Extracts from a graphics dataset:
* start *

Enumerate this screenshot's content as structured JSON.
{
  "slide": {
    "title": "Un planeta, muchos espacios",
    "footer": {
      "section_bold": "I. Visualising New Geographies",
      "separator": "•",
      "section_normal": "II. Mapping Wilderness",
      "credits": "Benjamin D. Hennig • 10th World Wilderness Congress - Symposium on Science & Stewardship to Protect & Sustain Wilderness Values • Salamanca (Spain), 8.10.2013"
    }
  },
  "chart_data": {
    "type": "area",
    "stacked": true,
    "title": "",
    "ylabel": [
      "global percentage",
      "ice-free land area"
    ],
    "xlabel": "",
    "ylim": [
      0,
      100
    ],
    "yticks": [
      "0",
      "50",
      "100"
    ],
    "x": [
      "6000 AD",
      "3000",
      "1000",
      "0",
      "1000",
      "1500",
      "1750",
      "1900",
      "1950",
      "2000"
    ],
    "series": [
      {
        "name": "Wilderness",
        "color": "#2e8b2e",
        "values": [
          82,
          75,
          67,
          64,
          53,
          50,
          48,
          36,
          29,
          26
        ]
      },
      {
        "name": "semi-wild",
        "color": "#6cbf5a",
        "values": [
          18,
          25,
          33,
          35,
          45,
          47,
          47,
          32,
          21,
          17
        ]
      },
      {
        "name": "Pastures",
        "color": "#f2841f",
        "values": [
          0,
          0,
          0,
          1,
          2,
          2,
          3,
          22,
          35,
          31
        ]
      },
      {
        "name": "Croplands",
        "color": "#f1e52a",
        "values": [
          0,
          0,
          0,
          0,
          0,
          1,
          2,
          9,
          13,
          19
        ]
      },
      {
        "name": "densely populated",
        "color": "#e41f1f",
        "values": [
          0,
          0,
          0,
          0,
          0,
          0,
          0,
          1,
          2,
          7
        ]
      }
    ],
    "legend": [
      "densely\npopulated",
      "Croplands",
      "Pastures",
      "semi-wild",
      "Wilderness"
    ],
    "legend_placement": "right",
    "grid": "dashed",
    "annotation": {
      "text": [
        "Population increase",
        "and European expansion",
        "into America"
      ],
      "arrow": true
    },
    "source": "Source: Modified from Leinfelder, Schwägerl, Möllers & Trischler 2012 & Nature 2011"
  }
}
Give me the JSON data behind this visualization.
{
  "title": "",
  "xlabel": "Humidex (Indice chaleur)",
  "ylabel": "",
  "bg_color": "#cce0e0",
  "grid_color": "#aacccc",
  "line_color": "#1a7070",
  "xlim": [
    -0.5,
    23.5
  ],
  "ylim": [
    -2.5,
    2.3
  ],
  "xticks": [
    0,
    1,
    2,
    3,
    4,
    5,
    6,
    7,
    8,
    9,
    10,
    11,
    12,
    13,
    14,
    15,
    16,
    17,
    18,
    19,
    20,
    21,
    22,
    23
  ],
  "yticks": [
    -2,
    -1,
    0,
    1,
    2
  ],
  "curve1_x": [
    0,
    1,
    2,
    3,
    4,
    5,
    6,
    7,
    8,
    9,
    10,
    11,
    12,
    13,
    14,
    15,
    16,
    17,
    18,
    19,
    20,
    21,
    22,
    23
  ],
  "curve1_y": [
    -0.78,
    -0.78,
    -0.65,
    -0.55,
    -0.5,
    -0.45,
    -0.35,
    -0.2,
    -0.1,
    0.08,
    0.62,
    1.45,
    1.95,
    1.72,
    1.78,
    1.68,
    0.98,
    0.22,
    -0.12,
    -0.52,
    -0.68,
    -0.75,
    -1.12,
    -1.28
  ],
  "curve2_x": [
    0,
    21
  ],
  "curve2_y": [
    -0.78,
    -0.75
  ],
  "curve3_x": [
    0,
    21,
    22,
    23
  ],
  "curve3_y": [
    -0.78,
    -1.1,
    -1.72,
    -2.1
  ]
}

* end *

» **Written task**
Go through the records above and set each one down exactly, please.

» **Solution**
Enumerate this screenshot's content as structured JSON.
{
  "slide": {
    "title": "Un planeta, muchos espacios",
    "footer": {
      "section_bold": "I. Visualising New Geographies",
      "separator": "•",
      "section_normal": "II. Mapping Wilderness",
      "credits": "Benjamin D. Hennig • 10th World Wilderness Congress - Symposium on Science & Stewardship to Protect & Sustain Wilderness Values • Salamanca (Spain), 8.10.2013"
    }
  },
  "chart_data": {
    "type": "area",
    "stacked": true,
    "title": "",
    "ylabel": [
      "global percentage",
      "ice-free land area"
    ],
    "xlabel": "",
    "ylim": [
      0,
      100
    ],
    "yticks": [
      "0",
      "50",
      "100"
    ],
    "x": [
      "6000 AD",
      "3000",
      "1000",
      "0",
      "1000",
      "1500",
      "1750",
      "1900",
      "1950",
      "2000"
    ],
    "series": [
      {
        "name": "Wilderness",
        "color": "#2e8b2e",
        "values": [
          82,
          75,
          67,
          64,
          53,
          50,
          48,
          36,
          29,
          26
        ]
      },
      {
        "name": "semi-wild",
        "color": "#6cbf5a",
        "values": [
          18,
          25,
          33,
          35,
          45,
          47,
          47,
          32,
          21,
          17
        ]
      },
      {
        "name": "Pastures",
        "color": "#f2841f",
        "values": [
          0,
          0,
          0,
          1,
          2,
          2,
          3,
          22,
          35,
          31
        ]
      },
      {
        "name": "Croplands",
        "color": "#f1e52a",
        "values": [
          0,
          0,
          0,
          0,
          0,
          1,
          2,
          9,
          13,
          19
        ]
      },
      {
        "name": "densely populated",
        "color": "#e41f1f",
        "values": [
          0,
          0,
          0,
          0,
          0,
          0,
          0,
          1,
          2,
          7
        ]
      }
    ],
    "legend": [
      "densely\npopulated",
      "Croplands",
      "Pastures",
      "semi-wild",
      "Wilderness"
    ],
    "legend_placement": "right",
    "grid": "dashed",
    "annotation": {
      "text": [
        "Population increase",
        "and European expansion",
        "into America"
      ],
      "arrow": true
    },
    "source": "Source: Modified from Leinfelder, Schwägerl, Möllers & Trischler 2012 & Nature 2011"
  }
}
Give me the JSON data behind this visualization.
{
  "title": "",
  "xlabel": "Humidex (Indice chaleur)",
  "ylabel": "",
  "bg_color": "#cce0e0",
  "grid_color": "#aacccc",
  "line_color": "#1a7070",
  "xlim": [
    -0.5,
    23.5
  ],
  "ylim": [
    -2.5,
    2.3
  ],
  "xticks": [
    0,
    1,
    2,
    3,
    4,
    5,
    6,
    7,
    8,
    9,
    10,
    11,
    12,
    13,
    14,
    15,
    16,
    17,
    18,
    19,
    20,
    21,
    22,
    23
  ],
  "yticks": [
    -2,
    -1,
    0,
    1,
    2
  ],
  "curve1_x": [
    0,
    1,
    2,
    3,
    4,
    5,
    6,
    7,
    8,
    9,
    10,
    11,
    12,
    13,
    14,
    15,
    16,
    17,
    18,
    19,
    20,
    21,
    22,
    23
  ],
  "curve1_y": [
    -0.78,
    -0.78,
    -0.65,
    -0.55,
    -0.5,
    -0.45,
    -0.35,
    -0.2,
    -0.1,
    0.08,
    0.62,
    1.45,
    1.95,
    1.72,
    1.78,
    1.68,
    0.98,
    0.22,
    -0.12,
    -0.52,
    -0.68,
    -0.75,
    -1.12,
    -1.28
  ],
  "curve2_x": [
    0,
    21
  ],
  "curve2_y": [
    -0.78,
    -0.75
  ],
  "curve3_x": [
    0,
    21,
    22,
    23
  ],
  "curve3_y": [
    -0.78,
    -1.1,
    -1.72,
    -2.1
  ]
}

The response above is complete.